> **TASK**:
Count the lines below that contain the word "JSON" and give only that number.

● ● ● ●

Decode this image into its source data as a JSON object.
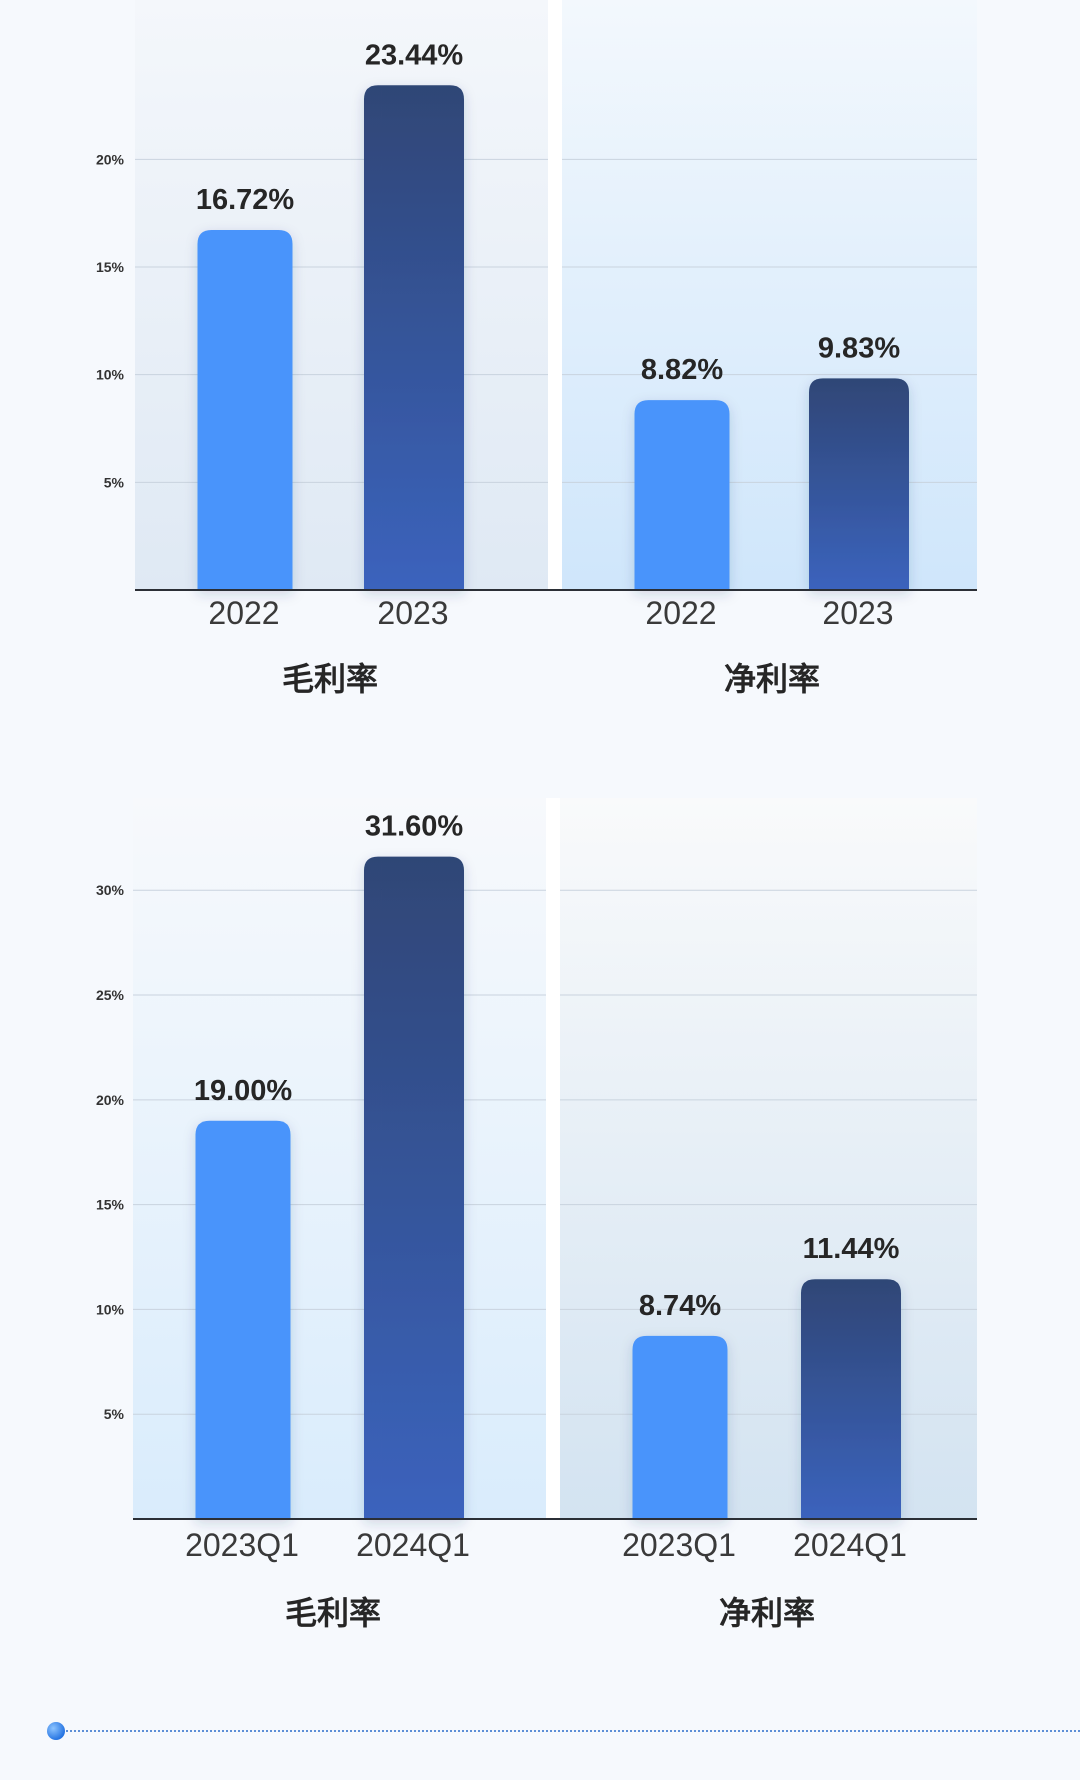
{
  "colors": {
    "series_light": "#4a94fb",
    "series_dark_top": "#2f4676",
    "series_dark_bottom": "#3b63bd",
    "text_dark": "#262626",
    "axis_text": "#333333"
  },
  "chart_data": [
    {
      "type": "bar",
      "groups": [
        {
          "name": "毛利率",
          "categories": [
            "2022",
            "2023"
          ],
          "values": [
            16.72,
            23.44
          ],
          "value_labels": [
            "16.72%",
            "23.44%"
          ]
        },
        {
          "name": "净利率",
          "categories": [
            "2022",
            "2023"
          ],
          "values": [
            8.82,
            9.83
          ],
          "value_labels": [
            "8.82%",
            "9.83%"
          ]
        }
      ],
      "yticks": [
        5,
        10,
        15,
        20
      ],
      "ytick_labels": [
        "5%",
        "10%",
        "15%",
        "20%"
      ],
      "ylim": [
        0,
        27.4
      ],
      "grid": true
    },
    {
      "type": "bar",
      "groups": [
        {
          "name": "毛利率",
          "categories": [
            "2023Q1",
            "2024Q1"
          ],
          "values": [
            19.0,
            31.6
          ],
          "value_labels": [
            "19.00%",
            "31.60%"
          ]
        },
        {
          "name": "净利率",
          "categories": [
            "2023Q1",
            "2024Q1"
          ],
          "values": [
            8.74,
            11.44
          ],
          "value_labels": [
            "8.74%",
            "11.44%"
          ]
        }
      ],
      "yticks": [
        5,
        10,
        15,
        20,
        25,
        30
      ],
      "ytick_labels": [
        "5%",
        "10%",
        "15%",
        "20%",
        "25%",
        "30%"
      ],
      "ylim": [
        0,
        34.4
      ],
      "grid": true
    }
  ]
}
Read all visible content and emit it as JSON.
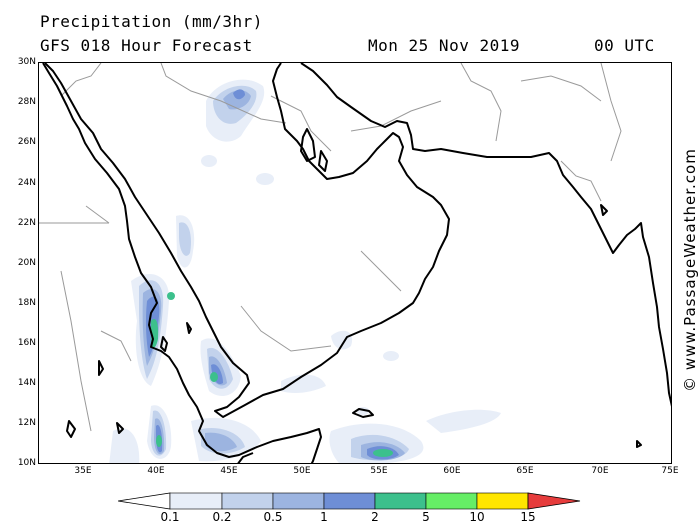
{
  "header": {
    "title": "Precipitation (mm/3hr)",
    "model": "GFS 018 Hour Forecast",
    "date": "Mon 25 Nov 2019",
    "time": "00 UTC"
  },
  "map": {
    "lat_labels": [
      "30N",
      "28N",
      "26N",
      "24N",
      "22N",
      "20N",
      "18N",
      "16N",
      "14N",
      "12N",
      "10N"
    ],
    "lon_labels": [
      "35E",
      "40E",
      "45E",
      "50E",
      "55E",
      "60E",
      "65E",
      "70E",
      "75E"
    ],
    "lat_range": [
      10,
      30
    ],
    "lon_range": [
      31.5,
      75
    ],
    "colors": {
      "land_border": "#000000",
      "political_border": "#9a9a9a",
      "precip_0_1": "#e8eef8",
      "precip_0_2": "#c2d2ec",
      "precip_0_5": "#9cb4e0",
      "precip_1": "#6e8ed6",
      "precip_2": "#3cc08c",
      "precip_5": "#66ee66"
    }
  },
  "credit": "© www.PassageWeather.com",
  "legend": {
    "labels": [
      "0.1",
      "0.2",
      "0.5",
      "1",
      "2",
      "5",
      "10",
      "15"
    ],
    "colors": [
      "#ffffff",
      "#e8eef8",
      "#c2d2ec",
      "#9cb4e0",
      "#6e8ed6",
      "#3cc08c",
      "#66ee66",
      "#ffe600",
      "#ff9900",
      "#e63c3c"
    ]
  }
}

● ● ● ●

> **RESPONSE TO THIS TASK**:
2